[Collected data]
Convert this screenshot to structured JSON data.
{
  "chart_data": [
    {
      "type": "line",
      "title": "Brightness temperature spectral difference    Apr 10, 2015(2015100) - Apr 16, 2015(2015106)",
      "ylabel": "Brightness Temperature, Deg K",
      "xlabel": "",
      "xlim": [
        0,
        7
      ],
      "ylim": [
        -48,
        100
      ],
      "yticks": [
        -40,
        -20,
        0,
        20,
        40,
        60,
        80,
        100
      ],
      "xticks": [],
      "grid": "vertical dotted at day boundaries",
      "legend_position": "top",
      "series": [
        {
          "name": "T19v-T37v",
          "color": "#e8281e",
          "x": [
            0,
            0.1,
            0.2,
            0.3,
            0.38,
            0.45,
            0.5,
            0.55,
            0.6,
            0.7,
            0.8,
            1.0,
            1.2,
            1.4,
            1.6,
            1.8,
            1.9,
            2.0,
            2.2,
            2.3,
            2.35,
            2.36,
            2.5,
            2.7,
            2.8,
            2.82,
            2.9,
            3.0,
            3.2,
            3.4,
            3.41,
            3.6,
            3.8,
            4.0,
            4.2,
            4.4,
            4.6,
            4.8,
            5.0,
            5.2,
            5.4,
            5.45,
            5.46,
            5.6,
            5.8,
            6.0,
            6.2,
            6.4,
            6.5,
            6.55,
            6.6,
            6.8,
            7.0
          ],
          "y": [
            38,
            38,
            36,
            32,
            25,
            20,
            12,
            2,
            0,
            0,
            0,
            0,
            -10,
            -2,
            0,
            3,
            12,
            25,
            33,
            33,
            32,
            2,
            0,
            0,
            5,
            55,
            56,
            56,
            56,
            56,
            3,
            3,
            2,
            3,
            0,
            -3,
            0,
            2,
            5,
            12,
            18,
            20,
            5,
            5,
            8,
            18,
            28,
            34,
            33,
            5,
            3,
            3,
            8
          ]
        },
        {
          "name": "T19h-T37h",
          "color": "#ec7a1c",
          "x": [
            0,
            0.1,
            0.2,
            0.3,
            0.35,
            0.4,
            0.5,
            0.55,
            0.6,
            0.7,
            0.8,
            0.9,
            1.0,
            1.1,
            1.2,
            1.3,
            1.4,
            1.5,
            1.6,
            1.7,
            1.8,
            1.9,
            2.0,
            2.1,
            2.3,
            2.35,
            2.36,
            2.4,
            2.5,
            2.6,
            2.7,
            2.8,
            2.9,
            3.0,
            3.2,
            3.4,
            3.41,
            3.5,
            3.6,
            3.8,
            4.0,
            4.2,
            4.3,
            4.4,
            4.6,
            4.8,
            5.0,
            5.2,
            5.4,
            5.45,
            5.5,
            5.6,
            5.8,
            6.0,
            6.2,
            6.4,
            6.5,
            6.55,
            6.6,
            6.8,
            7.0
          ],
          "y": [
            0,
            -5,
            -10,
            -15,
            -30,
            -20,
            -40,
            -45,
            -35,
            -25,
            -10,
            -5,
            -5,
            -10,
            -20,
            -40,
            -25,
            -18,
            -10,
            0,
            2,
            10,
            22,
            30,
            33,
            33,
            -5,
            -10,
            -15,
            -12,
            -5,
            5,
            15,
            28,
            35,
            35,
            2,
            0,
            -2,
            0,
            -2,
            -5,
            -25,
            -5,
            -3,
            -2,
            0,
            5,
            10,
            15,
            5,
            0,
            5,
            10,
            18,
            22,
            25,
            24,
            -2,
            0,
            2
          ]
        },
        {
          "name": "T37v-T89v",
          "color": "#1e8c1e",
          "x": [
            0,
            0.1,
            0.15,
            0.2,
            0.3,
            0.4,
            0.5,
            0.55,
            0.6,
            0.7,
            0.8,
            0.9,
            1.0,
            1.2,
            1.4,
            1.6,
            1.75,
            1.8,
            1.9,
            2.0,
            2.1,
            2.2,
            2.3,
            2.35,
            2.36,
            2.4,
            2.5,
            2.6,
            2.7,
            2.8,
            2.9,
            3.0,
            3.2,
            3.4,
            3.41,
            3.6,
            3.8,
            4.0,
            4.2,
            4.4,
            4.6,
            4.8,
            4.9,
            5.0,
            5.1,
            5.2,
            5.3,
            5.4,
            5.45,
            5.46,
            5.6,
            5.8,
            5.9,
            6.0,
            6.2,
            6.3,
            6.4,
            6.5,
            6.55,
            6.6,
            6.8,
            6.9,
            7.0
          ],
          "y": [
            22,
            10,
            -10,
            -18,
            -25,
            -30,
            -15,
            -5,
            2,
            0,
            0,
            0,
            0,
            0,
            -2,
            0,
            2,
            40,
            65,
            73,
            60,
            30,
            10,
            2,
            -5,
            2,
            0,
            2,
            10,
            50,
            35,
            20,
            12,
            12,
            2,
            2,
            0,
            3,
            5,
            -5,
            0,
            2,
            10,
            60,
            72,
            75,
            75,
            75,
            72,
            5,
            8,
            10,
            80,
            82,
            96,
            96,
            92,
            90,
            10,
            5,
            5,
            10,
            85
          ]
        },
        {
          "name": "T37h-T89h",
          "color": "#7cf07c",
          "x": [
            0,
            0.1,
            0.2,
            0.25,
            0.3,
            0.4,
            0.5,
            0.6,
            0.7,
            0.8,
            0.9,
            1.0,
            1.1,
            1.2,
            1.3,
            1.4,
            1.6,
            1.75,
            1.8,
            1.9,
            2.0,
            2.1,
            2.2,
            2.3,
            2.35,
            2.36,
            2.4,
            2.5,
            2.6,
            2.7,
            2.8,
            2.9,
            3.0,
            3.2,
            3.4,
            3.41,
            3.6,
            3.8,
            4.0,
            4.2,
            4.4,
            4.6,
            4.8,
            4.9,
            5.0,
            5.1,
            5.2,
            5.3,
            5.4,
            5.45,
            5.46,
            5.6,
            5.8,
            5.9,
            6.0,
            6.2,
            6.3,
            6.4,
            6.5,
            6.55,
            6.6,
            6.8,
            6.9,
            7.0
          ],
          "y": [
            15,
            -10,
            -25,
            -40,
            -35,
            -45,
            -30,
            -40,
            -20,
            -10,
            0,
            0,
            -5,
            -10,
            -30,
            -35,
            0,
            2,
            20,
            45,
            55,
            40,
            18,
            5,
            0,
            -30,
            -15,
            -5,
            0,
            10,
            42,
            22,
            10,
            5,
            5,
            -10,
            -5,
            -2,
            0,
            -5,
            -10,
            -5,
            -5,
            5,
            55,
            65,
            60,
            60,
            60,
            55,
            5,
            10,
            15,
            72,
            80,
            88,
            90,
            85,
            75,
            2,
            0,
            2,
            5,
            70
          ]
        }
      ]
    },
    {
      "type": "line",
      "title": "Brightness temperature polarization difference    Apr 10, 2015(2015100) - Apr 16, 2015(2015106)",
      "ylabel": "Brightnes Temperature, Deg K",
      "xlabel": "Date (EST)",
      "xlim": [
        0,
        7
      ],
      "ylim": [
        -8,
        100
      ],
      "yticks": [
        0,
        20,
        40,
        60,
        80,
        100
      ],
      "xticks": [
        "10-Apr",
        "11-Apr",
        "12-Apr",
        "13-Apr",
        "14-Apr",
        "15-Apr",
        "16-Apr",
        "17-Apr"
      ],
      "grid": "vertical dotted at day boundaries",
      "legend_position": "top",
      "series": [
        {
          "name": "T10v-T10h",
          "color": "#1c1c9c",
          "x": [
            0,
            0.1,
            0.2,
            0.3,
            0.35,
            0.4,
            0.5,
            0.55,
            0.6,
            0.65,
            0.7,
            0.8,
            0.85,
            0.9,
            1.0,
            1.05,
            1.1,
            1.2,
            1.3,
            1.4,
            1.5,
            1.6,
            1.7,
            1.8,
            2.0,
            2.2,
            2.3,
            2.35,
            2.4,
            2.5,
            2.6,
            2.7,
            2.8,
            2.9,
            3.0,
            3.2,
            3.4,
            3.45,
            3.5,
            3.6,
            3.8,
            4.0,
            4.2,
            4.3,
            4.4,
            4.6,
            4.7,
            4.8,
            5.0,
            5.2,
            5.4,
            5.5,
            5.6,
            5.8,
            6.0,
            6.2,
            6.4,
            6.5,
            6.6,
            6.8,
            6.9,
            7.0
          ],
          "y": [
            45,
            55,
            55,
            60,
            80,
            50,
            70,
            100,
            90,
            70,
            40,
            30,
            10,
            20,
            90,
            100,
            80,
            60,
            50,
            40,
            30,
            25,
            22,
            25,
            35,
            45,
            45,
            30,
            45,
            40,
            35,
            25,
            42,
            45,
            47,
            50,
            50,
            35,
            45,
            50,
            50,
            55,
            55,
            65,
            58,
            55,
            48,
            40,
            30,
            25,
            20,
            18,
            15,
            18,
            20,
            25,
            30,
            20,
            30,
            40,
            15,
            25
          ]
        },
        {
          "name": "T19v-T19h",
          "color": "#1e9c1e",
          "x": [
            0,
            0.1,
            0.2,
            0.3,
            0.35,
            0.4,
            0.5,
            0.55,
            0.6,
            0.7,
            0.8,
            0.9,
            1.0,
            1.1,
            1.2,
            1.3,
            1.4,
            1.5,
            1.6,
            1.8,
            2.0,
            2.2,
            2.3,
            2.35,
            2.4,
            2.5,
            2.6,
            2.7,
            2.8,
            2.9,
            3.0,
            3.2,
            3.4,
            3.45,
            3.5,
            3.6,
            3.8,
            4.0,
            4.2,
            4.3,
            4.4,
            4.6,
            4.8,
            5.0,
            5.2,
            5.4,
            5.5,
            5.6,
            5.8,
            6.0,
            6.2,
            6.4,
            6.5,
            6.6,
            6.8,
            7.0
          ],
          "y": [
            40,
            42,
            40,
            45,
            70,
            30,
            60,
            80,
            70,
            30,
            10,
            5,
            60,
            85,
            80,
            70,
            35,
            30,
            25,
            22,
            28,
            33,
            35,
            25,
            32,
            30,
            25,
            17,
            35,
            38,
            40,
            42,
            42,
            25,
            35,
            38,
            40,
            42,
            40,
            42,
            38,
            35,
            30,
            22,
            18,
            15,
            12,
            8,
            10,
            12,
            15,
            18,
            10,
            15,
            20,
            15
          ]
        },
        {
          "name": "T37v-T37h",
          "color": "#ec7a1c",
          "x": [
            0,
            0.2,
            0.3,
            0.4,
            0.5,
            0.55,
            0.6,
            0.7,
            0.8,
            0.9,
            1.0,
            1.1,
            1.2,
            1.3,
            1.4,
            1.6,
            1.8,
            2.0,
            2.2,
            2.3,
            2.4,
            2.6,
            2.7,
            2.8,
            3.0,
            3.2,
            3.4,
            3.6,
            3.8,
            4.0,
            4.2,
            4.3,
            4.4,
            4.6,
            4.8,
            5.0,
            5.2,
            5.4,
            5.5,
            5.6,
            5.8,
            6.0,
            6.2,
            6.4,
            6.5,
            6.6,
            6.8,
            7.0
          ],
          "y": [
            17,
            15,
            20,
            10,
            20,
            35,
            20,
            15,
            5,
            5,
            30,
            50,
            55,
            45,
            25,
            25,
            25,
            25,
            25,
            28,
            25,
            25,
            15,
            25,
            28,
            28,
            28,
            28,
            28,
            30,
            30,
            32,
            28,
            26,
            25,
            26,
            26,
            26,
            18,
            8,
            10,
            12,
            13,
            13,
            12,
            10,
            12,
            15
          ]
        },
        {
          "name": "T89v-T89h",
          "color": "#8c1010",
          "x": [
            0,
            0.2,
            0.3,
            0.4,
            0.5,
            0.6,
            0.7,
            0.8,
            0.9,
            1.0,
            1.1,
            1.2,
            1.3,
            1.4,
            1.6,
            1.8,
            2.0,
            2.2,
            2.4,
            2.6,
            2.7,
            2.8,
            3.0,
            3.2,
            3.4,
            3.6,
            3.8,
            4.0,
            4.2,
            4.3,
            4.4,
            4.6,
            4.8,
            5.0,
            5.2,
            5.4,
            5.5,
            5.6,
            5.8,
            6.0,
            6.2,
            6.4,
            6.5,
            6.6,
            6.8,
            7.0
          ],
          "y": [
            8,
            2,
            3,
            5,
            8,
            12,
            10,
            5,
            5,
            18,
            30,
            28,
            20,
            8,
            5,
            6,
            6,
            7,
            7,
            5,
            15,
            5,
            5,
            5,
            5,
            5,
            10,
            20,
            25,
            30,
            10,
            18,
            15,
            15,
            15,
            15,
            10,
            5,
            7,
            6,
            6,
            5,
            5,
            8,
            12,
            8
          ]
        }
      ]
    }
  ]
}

→ **EXERCISE**
Every line in the data above that contains "name" needs to be copied.

→ **FULL SOLUTION**
          "name": "T19v-T37v",
          "name": "T19h-T37h",
          "name": "T37v-T89v",
          "name": "T37h-T89h",
          "name": "T10v-T10h",
          "name": "T19v-T19h",
          "name": "T37v-T37h",
          "name": "T89v-T89h",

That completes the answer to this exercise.